— start The records —
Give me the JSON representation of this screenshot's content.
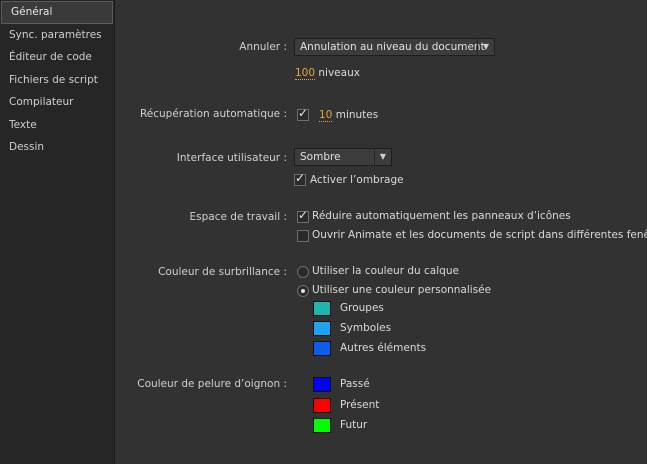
{
  "sidebar": {
    "items": [
      {
        "label": "Général"
      },
      {
        "label": "Sync. paramètres"
      },
      {
        "label": "Éditeur de code"
      },
      {
        "label": "Fichiers de script"
      },
      {
        "label": "Compilateur"
      },
      {
        "label": "Texte"
      },
      {
        "label": "Dessin"
      }
    ]
  },
  "undo": {
    "label": "Annuler :",
    "mode": "Annulation au niveau du document",
    "levels_value": "100",
    "levels_unit": "niveaux"
  },
  "autorecovery": {
    "label": "Récupération automatique :",
    "checked": true,
    "minutes_value": "10",
    "minutes_unit": "minutes"
  },
  "ui": {
    "label": "Interface utilisateur :",
    "theme": "Sombre",
    "shading_label": "Activer l’ombrage",
    "shading_checked": true
  },
  "workspace": {
    "label": "Espace de travail :",
    "auto_collapse_label": "Réduire automatiquement les panneaux d’icônes",
    "auto_collapse_checked": true,
    "separate_windows_label": "Ouvrir Animate et les documents de script dans différentes fenêtres",
    "separate_windows_checked": false
  },
  "highlight": {
    "label": "Couleur de surbrillance :",
    "layer_color_label": "Utiliser la couleur du calque",
    "custom_color_label": "Utiliser une couleur personnalisée",
    "selected": "custom",
    "colors": [
      {
        "label": "Groupes",
        "color": "#1fb5ad"
      },
      {
        "label": "Symboles",
        "color": "#1fa2f0"
      },
      {
        "label": "Autres éléments",
        "color": "#0c5cf0"
      }
    ]
  },
  "onion": {
    "label": "Couleur de pelure d’oignon :",
    "colors": [
      {
        "label": "Passé",
        "color": "#0000ff"
      },
      {
        "label": "Présent",
        "color": "#ff0000"
      },
      {
        "label": "Futur",
        "color": "#00ff00"
      }
    ]
  }
}
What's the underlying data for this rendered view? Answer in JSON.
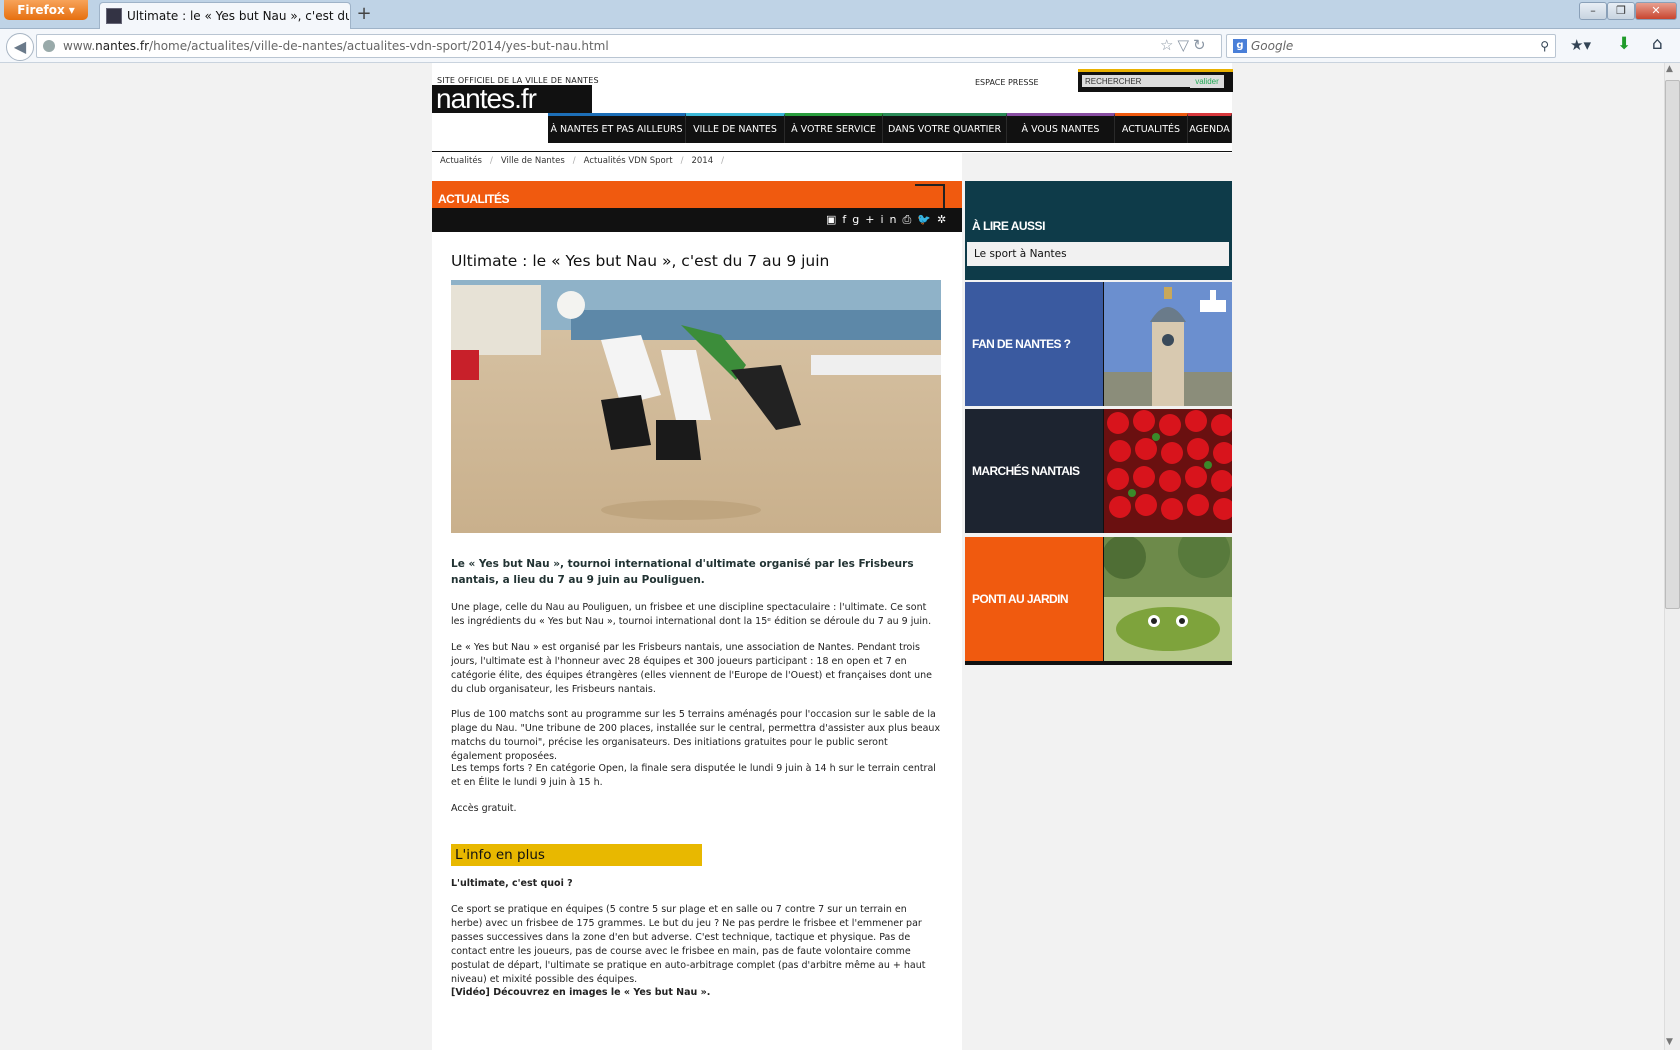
{
  "browser": {
    "menu_label": "Firefox",
    "tab_title": "Ultimate : le « Yes but Nau », c'est du 7 a...",
    "new_tab": "+",
    "url_prefix": "www.",
    "url_domain": "nantes.fr",
    "url_path": "/home/actualites/ville-de-nantes/actualites-vdn-sport/2014/yes-but-nau.html",
    "search_placeholder": "Google"
  },
  "site": {
    "tagline": "SITE OFFICIEL DE LA VILLE DE NANTES",
    "logo": "nantes.fr",
    "espace_presse": "ESPACE PRESSE",
    "search_placeholder": "RECHERCHER",
    "search_button": "valider",
    "nav": [
      {
        "label": "À NANTES ET PAS AILLEURS",
        "color": "#1d6fb8"
      },
      {
        "label": "VILLE DE NANTES",
        "color": "#3cb8d8"
      },
      {
        "label": "À VOTRE SERVICE",
        "color": "#2a9d3e"
      },
      {
        "label": "DANS VOTRE QUARTIER",
        "color": "#2c8b59"
      },
      {
        "label": "À VOUS NANTES",
        "color": "#8a4fa3"
      },
      {
        "label": "ACTUALITÉS",
        "color": "#f05a0f"
      },
      {
        "label": "AGENDA",
        "color": "#d8383c"
      }
    ],
    "breadcrumb": [
      "Actualités",
      "Ville de Nantes",
      "Actualités VDN Sport",
      "2014"
    ]
  },
  "article": {
    "section": "ACTUALITÉS",
    "title": "Ultimate : le « Yes but Nau », c'est du 7 au 9 juin",
    "lead": "Le « Yes but Nau », tournoi international d'ultimate organisé par les Frisbeurs nantais, a lieu du 7 au 9 juin au Pouliguen.",
    "p1": "Une plage, celle du Nau au Pouliguen, un frisbee et une discipline spectaculaire : l'ultimate. Ce sont les ingrédients du « Yes but Nau », tournoi international dont la 15ᵉ édition se déroule du 7 au 9 juin.",
    "p2": "Le « Yes but Nau » est organisé par les Frisbeurs nantais, une association de Nantes. Pendant trois jours, l'ultimate est à l'honneur avec 28 équipes et 300 joueurs participant : 18 en open et 7 en catégorie élite, des équipes étrangères (elles viennent de l'Europe de l'Ouest) et françaises dont une du club organisateur, les Frisbeurs nantais.",
    "p3": "Plus de 100 matchs sont au programme sur les 5 terrains aménagés pour l'occasion sur le sable de la plage du Nau. \"Une tribune de 200 places, installée sur le central, permettra d'assister aux plus beaux matchs du tournoi\", précise les organisateurs. Des initiations gratuites pour le public seront également proposées.",
    "p4": "Les temps forts ? En catégorie Open, la finale sera disputée le lundi 9 juin à 14 h sur le terrain central et en Élite le lundi 9 juin à 15 h.",
    "p5": "Accès gratuit.",
    "info_title": "L'info en plus",
    "p6": "L'ultimate, c'est quoi ?",
    "p7": "Ce sport se pratique en équipes (5 contre 5 sur plage et en salle ou 7 contre 7 sur un terrain en herbe) avec un frisbee de 175 grammes. Le but du jeu ? Ne pas perdre le frisbee et l'emmener par passes successives dans la zone d'en but adverse. C'est technique, tactique et physique. Pas de contact entre les joueurs, pas de course avec le frisbee en main, pas de faute volontaire comme postulat de départ, l'ultimate se pratique en auto-arbitrage complet (pas d'arbitre même au + haut niveau) et mixité possible des équipes.",
    "p8": "[Vidéo] Découvrez en images le « Yes but Nau »."
  },
  "sidebar": {
    "lire_title": "À LIRE AUSSI",
    "lire_link": "Le sport à Nantes",
    "tiles": [
      {
        "label": "FAN DE NANTES ?",
        "color": "#3a5aa0"
      },
      {
        "label": "MARCHÉS NANTAIS",
        "color": "#1d2430"
      },
      {
        "label": "PONTI AU JARDIN",
        "color": "#f05a0f"
      }
    ]
  }
}
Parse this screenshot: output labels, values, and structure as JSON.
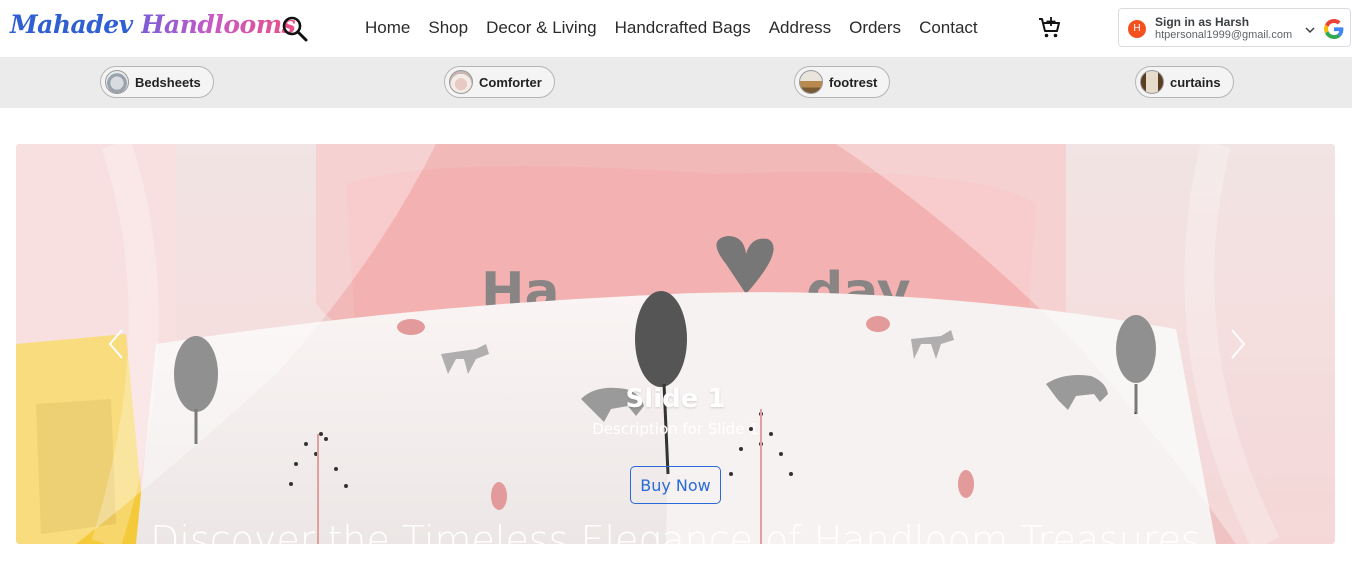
— end The records —
_What the task asks_:
Retype the whole listing exactly and leave the pictures out.

_Solved exercise_:
Give me the JSON representation of this screenshot's content.
{
  "sidebar": {
    "items": [
      {
        "label": "Général"
      },
      {
        "label": "Sync. paramètres"
      },
      {
        "label": "Éditeur de code"
      },
      {
        "label": "Fichiers de script"
      },
      {
        "label": "Compilateur"
      },
      {
        "label": "Texte"
      },
      {
        "label": "Dessin"
      }
    ]
  },
  "undo": {
    "label": "Annuler :",
    "mode": "Annulation au niveau du document",
    "levels_value": "100",
    "levels_unit": "niveaux"
  },
  "autorecovery": {
    "label": "Récupération automatique :",
    "checked": true,
    "minutes_value": "10",
    "minutes_unit": "minutes"
  },
  "ui": {
    "label": "Interface utilisateur :",
    "theme": "Sombre",
    "shading_label": "Activer l’ombrage",
    "shading_checked": true
  },
  "workspace": {
    "label": "Espace de travail :",
    "auto_collapse_label": "Réduire automatiquement les panneaux d’icônes",
    "auto_collapse_checked": true,
    "separate_windows_label": "Ouvrir Animate et les documents de script dans différentes fenêtres",
    "separate_windows_checked": false
  },
  "highlight": {
    "label": "Couleur de surbrillance :",
    "layer_color_label": "Utiliser la couleur du calque",
    "custom_color_label": "Utiliser une couleur personnalisée",
    "selected": "custom",
    "colors": [
      {
        "label": "Groupes",
        "color": "#1fb5ad"
      },
      {
        "label": "Symboles",
        "color": "#1fa2f0"
      },
      {
        "label": "Autres éléments",
        "color": "#0c5cf0"
      }
    ]
  },
  "onion": {
    "label": "Couleur de pelure d’oignon :",
    "colors": [
      {
        "label": "Passé",
        "color": "#0000ff"
      },
      {
        "label": "Présent",
        "color": "#ff0000"
      },
      {
        "label": "Futur",
        "color": "#00ff00"
      }
    ]
  }
}
What's the underlying data for this rendered view? Answer in JSON.
{
  "browser": {
    "menu_label": "Firefox",
    "tab_title": "Ultimate : le « Yes but Nau », c'est du 7 a...",
    "new_tab": "+",
    "url_prefix": "www.",
    "url_domain": "nantes.fr",
    "url_path": "/home/actualites/ville-de-nantes/actualites-vdn-sport/2014/yes-but-nau.html",
    "search_placeholder": "Google"
  },
  "site": {
    "tagline": "SITE OFFICIEL DE LA VILLE DE NANTES",
    "logo": "nantes.fr",
    "espace_presse": "ESPACE PRESSE",
    "search_placeholder": "RECHERCHER",
    "search_button": "valider",
    "nav": [
      {
        "label": "À NANTES ET PAS AILLEURS",
        "color": "#1d6fb8"
      },
      {
        "label": "VILLE DE NANTES",
        "color": "#3cb8d8"
      },
      {
        "label": "À VOTRE SERVICE",
        "color": "#2a9d3e"
      },
      {
        "label": "DANS VOTRE QUARTIER",
        "color": "#2c8b59"
      },
      {
        "label": "À VOUS NANTES",
        "color": "#8a4fa3"
      },
      {
        "label": "ACTUALITÉS",
        "color": "#f05a0f"
      },
      {
        "label": "AGENDA",
        "color": "#d8383c"
      }
    ],
    "breadcrumb": [
      "Actualités",
      "Ville de Nantes",
      "Actualités VDN Sport",
      "2014"
    ]
  },
  "article": {
    "section": "ACTUALITÉS",
    "title": "Ultimate : le « Yes but Nau », c'est du 7 au 9 juin",
    "lead": "Le « Yes but Nau », tournoi international d'ultimate organisé par les Frisbeurs nantais, a lieu du 7 au 9 juin au Pouliguen.",
    "p1": "Une plage, celle du Nau au Pouliguen, un frisbee et une discipline spectaculaire : l'ultimate. Ce sont les ingrédients du « Yes but Nau », tournoi international dont la 15ᵉ édition se déroule du 7 au 9 juin.",
    "p2": "Le « Yes but Nau » est organisé par les Frisbeurs nantais, une association de Nantes. Pendant trois jours, l'ultimate est à l'honneur avec 28 équipes et 300 joueurs participant : 18 en open et 7 en catégorie élite, des équipes étrangères (elles viennent de l'Europe de l'Ouest) et françaises dont une du club organisateur, les Frisbeurs nantais.",
    "p3": "Plus de 100 matchs sont au programme sur les 5 terrains aménagés pour l'occasion sur le sable de la plage du Nau. \"Une tribune de 200 places, installée sur le central, permettra d'assister aux plus beaux matchs du tournoi\", précise les organisateurs. Des initiations gratuites pour le public seront également proposées.",
    "p4": "Les temps forts ? En catégorie Open, la finale sera disputée le lundi 9 juin à 14 h sur le terrain central et en Élite le lundi 9 juin à 15 h.",
    "p5": "Accès gratuit.",
    "info_title": "L'info en plus",
    "p6": "L'ultimate, c'est quoi ?",
    "p7": "Ce sport se pratique en équipes (5 contre 5 sur plage et en salle ou 7 contre 7 sur un terrain en herbe) avec un frisbee de 175 grammes. Le but du jeu ? Ne pas perdre le frisbee et l'emmener par passes successives dans la zone d'en but adverse. C'est technique, tactique et physique. Pas de contact entre les joueurs, pas de course avec le frisbee en main, pas de faute volontaire comme postulat de départ, l'ultimate se pratique en auto-arbitrage complet (pas d'arbitre même au + haut niveau) et mixité possible des équipes.",
    "p8": "[Vidéo] Découvrez en images le « Yes but Nau »."
  },
  "sidebar": {
    "lire_title": "À LIRE AUSSI",
    "lire_link": "Le sport à Nantes",
    "tiles": [
      {
        "label": "FAN DE NANTES ?",
        "color": "#3a5aa0"
      },
      {
        "label": "MARCHÉS NANTAIS",
        "color": "#1d2430"
      },
      {
        "label": "PONTI AU JARDIN",
        "color": "#f05a0f"
      }
    ]
  }
}
Parse this screenshot: output labels, values, and structure as JSON.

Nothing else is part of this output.